## [Work to do]
Repeat each line exactly, leaving nothing out.

Stored items from a collection

┌──

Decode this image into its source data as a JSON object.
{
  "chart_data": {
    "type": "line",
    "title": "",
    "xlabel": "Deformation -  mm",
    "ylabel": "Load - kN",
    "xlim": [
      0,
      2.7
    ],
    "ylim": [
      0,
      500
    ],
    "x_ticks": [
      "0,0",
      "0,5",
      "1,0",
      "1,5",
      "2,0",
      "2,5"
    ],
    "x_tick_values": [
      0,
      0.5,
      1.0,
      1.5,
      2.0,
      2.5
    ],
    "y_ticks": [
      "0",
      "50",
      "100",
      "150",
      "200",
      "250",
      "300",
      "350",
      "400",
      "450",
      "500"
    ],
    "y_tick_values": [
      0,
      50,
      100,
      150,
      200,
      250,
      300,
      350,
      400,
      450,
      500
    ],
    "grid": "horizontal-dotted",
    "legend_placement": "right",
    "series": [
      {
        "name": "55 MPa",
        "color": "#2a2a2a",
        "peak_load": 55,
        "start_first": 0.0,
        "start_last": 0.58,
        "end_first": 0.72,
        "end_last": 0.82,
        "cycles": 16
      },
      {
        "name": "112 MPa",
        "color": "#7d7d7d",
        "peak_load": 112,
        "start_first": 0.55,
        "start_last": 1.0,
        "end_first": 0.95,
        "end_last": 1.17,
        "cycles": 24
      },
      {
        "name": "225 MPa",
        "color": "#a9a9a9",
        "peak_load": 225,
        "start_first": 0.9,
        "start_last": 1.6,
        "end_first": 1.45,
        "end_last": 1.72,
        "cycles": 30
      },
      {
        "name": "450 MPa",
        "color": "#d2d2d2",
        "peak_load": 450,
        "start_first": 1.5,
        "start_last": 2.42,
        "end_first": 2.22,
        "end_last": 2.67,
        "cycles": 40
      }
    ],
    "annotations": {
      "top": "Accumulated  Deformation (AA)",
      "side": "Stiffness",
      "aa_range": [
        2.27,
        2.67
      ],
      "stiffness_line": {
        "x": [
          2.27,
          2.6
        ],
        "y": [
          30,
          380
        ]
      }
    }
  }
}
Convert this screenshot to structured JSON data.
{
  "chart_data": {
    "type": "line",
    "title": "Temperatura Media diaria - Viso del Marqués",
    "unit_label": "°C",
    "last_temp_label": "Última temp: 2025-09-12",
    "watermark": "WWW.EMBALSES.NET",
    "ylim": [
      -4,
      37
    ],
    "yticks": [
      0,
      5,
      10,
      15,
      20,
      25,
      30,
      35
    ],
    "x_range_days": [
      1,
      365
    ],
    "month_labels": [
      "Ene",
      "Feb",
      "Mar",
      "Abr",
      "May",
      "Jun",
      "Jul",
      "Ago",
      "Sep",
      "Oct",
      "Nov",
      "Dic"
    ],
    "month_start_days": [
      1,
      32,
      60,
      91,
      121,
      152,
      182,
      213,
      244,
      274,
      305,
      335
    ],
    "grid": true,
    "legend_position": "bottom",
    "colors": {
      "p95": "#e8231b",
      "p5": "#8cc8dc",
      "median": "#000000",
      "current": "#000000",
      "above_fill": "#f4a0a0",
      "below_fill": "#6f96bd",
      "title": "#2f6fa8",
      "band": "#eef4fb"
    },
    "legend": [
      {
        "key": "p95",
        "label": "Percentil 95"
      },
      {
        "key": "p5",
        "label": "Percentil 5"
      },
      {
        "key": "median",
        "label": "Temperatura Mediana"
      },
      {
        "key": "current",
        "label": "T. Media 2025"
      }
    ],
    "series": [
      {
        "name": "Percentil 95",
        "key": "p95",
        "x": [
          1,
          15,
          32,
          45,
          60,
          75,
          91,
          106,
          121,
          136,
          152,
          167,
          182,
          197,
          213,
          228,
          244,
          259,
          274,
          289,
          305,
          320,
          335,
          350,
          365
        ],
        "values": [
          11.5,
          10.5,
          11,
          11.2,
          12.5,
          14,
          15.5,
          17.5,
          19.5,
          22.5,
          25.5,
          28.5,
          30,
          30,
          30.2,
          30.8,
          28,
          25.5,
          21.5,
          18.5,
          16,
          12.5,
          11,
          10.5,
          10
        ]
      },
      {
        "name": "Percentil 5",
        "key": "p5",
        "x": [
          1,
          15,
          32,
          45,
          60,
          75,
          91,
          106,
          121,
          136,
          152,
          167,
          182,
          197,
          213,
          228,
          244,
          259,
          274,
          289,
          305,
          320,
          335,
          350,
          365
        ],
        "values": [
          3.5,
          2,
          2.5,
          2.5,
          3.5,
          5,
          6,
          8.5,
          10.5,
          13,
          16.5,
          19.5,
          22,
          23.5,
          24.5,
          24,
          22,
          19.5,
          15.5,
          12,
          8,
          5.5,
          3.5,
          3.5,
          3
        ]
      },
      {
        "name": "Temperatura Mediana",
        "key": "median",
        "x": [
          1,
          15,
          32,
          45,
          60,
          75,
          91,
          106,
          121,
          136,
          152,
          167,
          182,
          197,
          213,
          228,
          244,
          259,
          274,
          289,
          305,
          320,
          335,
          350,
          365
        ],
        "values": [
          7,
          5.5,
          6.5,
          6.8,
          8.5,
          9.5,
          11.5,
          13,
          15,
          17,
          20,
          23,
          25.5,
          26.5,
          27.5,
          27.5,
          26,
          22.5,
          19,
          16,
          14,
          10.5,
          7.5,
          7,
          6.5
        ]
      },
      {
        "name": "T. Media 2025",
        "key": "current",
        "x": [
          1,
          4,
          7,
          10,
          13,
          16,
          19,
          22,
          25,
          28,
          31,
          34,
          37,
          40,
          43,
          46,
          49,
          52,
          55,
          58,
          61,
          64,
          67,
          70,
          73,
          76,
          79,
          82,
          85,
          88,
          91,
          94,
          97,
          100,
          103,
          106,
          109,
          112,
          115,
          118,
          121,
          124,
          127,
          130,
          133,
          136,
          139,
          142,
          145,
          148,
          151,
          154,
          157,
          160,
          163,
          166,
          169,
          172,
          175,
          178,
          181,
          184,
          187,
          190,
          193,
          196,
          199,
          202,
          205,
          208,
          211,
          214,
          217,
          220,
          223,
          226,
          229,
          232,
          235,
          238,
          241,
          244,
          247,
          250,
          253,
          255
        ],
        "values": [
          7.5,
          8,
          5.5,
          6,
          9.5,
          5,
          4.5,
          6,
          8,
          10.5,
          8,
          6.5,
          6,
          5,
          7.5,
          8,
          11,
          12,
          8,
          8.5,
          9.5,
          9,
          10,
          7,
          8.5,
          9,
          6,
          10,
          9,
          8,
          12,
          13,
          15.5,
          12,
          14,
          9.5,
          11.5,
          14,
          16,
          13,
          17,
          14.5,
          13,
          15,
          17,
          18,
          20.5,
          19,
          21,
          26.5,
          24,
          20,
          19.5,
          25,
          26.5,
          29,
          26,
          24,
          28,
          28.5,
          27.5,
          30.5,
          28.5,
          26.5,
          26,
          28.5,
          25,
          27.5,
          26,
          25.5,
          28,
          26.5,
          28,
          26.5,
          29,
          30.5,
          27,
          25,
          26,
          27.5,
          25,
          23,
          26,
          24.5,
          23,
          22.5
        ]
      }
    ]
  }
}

└──

## [Task result]
Decode this image into its source data as a JSON object.
{
  "chart_data": {
    "type": "line",
    "title": "",
    "xlabel": "Deformation -  mm",
    "ylabel": "Load - kN",
    "xlim": [
      0,
      2.7
    ],
    "ylim": [
      0,
      500
    ],
    "x_ticks": [
      "0,0",
      "0,5",
      "1,0",
      "1,5",
      "2,0",
      "2,5"
    ],
    "x_tick_values": [
      0,
      0.5,
      1.0,
      1.5,
      2.0,
      2.5
    ],
    "y_ticks": [
      "0",
      "50",
      "100",
      "150",
      "200",
      "250",
      "300",
      "350",
      "400",
      "450",
      "500"
    ],
    "y_tick_values": [
      0,
      50,
      100,
      150,
      200,
      250,
      300,
      350,
      400,
      450,
      500
    ],
    "grid": "horizontal-dotted",
    "legend_placement": "right",
    "series": [
      {
        "name": "55 MPa",
        "color": "#2a2a2a",
        "peak_load": 55,
        "start_first": 0.0,
        "start_last": 0.58,
        "end_first": 0.72,
        "end_last": 0.82,
        "cycles": 16
      },
      {
        "name": "112 MPa",
        "color": "#7d7d7d",
        "peak_load": 112,
        "start_first": 0.55,
        "start_last": 1.0,
        "end_first": 0.95,
        "end_last": 1.17,
        "cycles": 24
      },
      {
        "name": "225 MPa",
        "color": "#a9a9a9",
        "peak_load": 225,
        "start_first": 0.9,
        "start_last": 1.6,
        "end_first": 1.45,
        "end_last": 1.72,
        "cycles": 30
      },
      {
        "name": "450 MPa",
        "color": "#d2d2d2",
        "peak_load": 450,
        "start_first": 1.5,
        "start_last": 2.42,
        "end_first": 2.22,
        "end_last": 2.67,
        "cycles": 40
      }
    ],
    "annotations": {
      "top": "Accumulated  Deformation (AA)",
      "side": "Stiffness",
      "aa_range": [
        2.27,
        2.67
      ],
      "stiffness_line": {
        "x": [
          2.27,
          2.6
        ],
        "y": [
          30,
          380
        ]
      }
    }
  }
}
Convert this screenshot to structured JSON data.
{
  "chart_data": {
    "type": "line",
    "title": "Temperatura Media diaria - Viso del Marqués",
    "unit_label": "°C",
    "last_temp_label": "Última temp: 2025-09-12",
    "watermark": "WWW.EMBALSES.NET",
    "ylim": [
      -4,
      37
    ],
    "yticks": [
      0,
      5,
      10,
      15,
      20,
      25,
      30,
      35
    ],
    "x_range_days": [
      1,
      365
    ],
    "month_labels": [
      "Ene",
      "Feb",
      "Mar",
      "Abr",
      "May",
      "Jun",
      "Jul",
      "Ago",
      "Sep",
      "Oct",
      "Nov",
      "Dic"
    ],
    "month_start_days": [
      1,
      32,
      60,
      91,
      121,
      152,
      182,
      213,
      244,
      274,
      305,
      335
    ],
    "grid": true,
    "legend_position": "bottom",
    "colors": {
      "p95": "#e8231b",
      "p5": "#8cc8dc",
      "median": "#000000",
      "current": "#000000",
      "above_fill": "#f4a0a0",
      "below_fill": "#6f96bd",
      "title": "#2f6fa8",
      "band": "#eef4fb"
    },
    "legend": [
      {
        "key": "p95",
        "label": "Percentil 95"
      },
      {
        "key": "p5",
        "label": "Percentil 5"
      },
      {
        "key": "median",
        "label": "Temperatura Mediana"
      },
      {
        "key": "current",
        "label": "T. Media 2025"
      }
    ],
    "series": [
      {
        "name": "Percentil 95",
        "key": "p95",
        "x": [
          1,
          15,
          32,
          45,
          60,
          75,
          91,
          106,
          121,
          136,
          152,
          167,
          182,
          197,
          213,
          228,
          244,
          259,
          274,
          289,
          305,
          320,
          335,
          350,
          365
        ],
        "values": [
          11.5,
          10.5,
          11,
          11.2,
          12.5,
          14,
          15.5,
          17.5,
          19.5,
          22.5,
          25.5,
          28.5,
          30,
          30,
          30.2,
          30.8,
          28,
          25.5,
          21.5,
          18.5,
          16,
          12.5,
          11,
          10.5,
          10
        ]
      },
      {
        "name": "Percentil 5",
        "key": "p5",
        "x": [
          1,
          15,
          32,
          45,
          60,
          75,
          91,
          106,
          121,
          136,
          152,
          167,
          182,
          197,
          213,
          228,
          244,
          259,
          274,
          289,
          305,
          320,
          335,
          350,
          365
        ],
        "values": [
          3.5,
          2,
          2.5,
          2.5,
          3.5,
          5,
          6,
          8.5,
          10.5,
          13,
          16.5,
          19.5,
          22,
          23.5,
          24.5,
          24,
          22,
          19.5,
          15.5,
          12,
          8,
          5.5,
          3.5,
          3.5,
          3
        ]
      },
      {
        "name": "Temperatura Mediana",
        "key": "median",
        "x": [
          1,
          15,
          32,
          45,
          60,
          75,
          91,
          106,
          121,
          136,
          152,
          167,
          182,
          197,
          213,
          228,
          244,
          259,
          274,
          289,
          305,
          320,
          335,
          350,
          365
        ],
        "values": [
          7,
          5.5,
          6.5,
          6.8,
          8.5,
          9.5,
          11.5,
          13,
          15,
          17,
          20,
          23,
          25.5,
          26.5,
          27.5,
          27.5,
          26,
          22.5,
          19,
          16,
          14,
          10.5,
          7.5,
          7,
          6.5
        ]
      },
      {
        "name": "T. Media 2025",
        "key": "current",
        "x": [
          1,
          4,
          7,
          10,
          13,
          16,
          19,
          22,
          25,
          28,
          31,
          34,
          37,
          40,
          43,
          46,
          49,
          52,
          55,
          58,
          61,
          64,
          67,
          70,
          73,
          76,
          79,
          82,
          85,
          88,
          91,
          94,
          97,
          100,
          103,
          106,
          109,
          112,
          115,
          118,
          121,
          124,
          127,
          130,
          133,
          136,
          139,
          142,
          145,
          148,
          151,
          154,
          157,
          160,
          163,
          166,
          169,
          172,
          175,
          178,
          181,
          184,
          187,
          190,
          193,
          196,
          199,
          202,
          205,
          208,
          211,
          214,
          217,
          220,
          223,
          226,
          229,
          232,
          235,
          238,
          241,
          244,
          247,
          250,
          253,
          255
        ],
        "values": [
          7.5,
          8,
          5.5,
          6,
          9.5,
          5,
          4.5,
          6,
          8,
          10.5,
          8,
          6.5,
          6,
          5,
          7.5,
          8,
          11,
          12,
          8,
          8.5,
          9.5,
          9,
          10,
          7,
          8.5,
          9,
          6,
          10,
          9,
          8,
          12,
          13,
          15.5,
          12,
          14,
          9.5,
          11.5,
          14,
          16,
          13,
          17,
          14.5,
          13,
          15,
          17,
          18,
          20.5,
          19,
          21,
          26.5,
          24,
          20,
          19.5,
          25,
          26.5,
          29,
          26,
          24,
          28,
          28.5,
          27.5,
          30.5,
          28.5,
          26.5,
          26,
          28.5,
          25,
          27.5,
          26,
          25.5,
          28,
          26.5,
          28,
          26.5,
          29,
          30.5,
          27,
          25,
          26,
          27.5,
          25,
          23,
          26,
          24.5,
          23,
          22.5
        ]
      }
    ]
  }
}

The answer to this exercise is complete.